[[ Document excerpt open ]]

As a result, 3564 men and 1955 women were analyzed in our study. All of them had at least six health examinations up to the end-point. The mean values of each examination at the baseline and end-point are shown in Table 1. At the end-point, weight and BMI were significantly (P<0.001) heavier than the baseline values in both males and females. SBP, DBP and FPG became significantly (P<0.001) higher at the endpoint than the baseline, too. Compared to the baseline, TC and TG were significantly (P<0.001) lower at the end-point in males, however no significant changes occurred in females.

Table 2 shows the BMI variability indices in males and females. There were no significant differences between males and females in each value.

Correlations of BMI variability indices with CRF changes

The BMI slope strongly correlated with the slope of each CRF in both males and females (Table 3). This indicated that those with BMI gain would have CRF increase and vice versa. Correlation coefficients between BMI mean or BMI RMSE and the slope of each CRF were significant in males except for that between FPG slope and BMI RMSE. However, in females the only significant correlation was seen between BMI mean and SBP slope. The positive correlation between baseline age and SBP slope in males and females indicated that those who were older at the baseline tended to have an increase in SBP. The negative correlation between age and TC and TG slope in males and females indicated that those younger at the baseline tended to have an increase in TC and TG. The baseline CRF values had negative correlation with each CRF slope, while the baseline smoking habit had almost no correlation with the CRF slopes.

[[ Document excerpt closed ]]
[[ Data records open ]]

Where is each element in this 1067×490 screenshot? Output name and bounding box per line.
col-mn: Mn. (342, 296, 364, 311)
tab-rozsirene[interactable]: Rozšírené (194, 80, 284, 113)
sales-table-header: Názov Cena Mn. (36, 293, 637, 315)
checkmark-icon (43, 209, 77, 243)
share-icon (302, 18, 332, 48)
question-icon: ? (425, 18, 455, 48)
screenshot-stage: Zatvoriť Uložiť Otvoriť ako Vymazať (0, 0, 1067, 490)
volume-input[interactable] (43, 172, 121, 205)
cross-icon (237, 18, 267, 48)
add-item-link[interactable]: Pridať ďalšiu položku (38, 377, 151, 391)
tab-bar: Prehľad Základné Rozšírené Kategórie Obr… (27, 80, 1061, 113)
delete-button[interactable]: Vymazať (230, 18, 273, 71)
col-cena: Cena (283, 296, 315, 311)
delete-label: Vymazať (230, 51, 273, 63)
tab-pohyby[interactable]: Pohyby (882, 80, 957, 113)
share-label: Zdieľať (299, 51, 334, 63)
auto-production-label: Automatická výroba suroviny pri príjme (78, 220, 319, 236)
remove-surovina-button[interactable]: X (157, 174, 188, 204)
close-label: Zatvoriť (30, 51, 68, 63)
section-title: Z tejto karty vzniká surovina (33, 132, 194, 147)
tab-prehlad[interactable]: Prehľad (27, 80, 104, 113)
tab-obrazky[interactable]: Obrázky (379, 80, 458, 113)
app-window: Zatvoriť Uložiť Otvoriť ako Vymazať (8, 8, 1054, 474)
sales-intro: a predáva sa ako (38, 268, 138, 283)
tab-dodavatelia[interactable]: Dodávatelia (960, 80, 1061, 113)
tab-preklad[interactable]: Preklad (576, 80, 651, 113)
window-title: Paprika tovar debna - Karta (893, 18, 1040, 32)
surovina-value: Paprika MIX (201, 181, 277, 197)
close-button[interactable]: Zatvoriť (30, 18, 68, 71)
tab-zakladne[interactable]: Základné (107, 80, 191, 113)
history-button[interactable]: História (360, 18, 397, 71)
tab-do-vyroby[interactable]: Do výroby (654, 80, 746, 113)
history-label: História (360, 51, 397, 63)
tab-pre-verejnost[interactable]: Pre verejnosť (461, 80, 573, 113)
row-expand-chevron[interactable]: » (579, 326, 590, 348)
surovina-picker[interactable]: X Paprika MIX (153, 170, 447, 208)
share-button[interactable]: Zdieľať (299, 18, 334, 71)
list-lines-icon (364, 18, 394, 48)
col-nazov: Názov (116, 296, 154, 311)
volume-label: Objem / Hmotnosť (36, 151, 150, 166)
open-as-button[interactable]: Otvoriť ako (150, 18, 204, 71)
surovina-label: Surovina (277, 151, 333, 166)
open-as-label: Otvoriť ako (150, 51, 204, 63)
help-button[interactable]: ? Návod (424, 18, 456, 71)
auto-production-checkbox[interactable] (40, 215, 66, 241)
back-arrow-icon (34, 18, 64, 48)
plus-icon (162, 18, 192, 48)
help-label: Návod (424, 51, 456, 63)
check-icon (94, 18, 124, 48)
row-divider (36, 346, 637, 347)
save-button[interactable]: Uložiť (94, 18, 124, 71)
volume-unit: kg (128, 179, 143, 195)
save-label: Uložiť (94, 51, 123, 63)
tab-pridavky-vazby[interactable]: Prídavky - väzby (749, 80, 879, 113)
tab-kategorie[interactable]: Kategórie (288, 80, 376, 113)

[[ Data records closed ]]

> **Brief 1**: According to the study excerpt on BMI variability and risk factor changes, how many men and how many women were analyzed?
> **Brief 2**: Write the next part of the study excerpt on BMI variability and risk factor changes, picking up after its final sentence.

> **Answer area 1**: 3564 men and 1955 women.

> **Answer area 2**:
Multivariate analysis

Table 4 shows the results of the multiple regression analysis between BMI variability indices and each CRF slope adjusted by the baseline CRF value, age, smoking habits and the other BMI variability indices. The BMI slope significantly correlated with the slope of each CRF independently, while no correlation was found between BMI RMSE and each CRF slope in both males and females. BMI mean correlated to SBP, DBP, TC and FPG slope in males only.

Furthermore, we re-performed the multiple regression analysis after dividing the subjects to the younger age group (age 30-49 y) and older age group (age 50-69 y), because correlation between BMI variability indices and CRF slopes might be different between younger and older subjects and age might not be linearly associated with CRF change (Table 5). After adjustment for baseline age, baseline value of each CRF, smoking habit and the other BMI variability indices, the results were the same as in Table 4 and did not differ between younger and older age groups.

Discussion

The most important finding of this study was that BMI slope itself strongly correlated with the five CRF slopes in males and females after adjustment for baseline CRF value, age, smoking habits and other BMI variability indices. This indicated that weight gain is associated with an increase in the level of CRF and weight loss with a favorable improvement in CRF. However, BMI RMSE, which we chose as an index of weight fluctuation, correlated to none of the CRF slopes.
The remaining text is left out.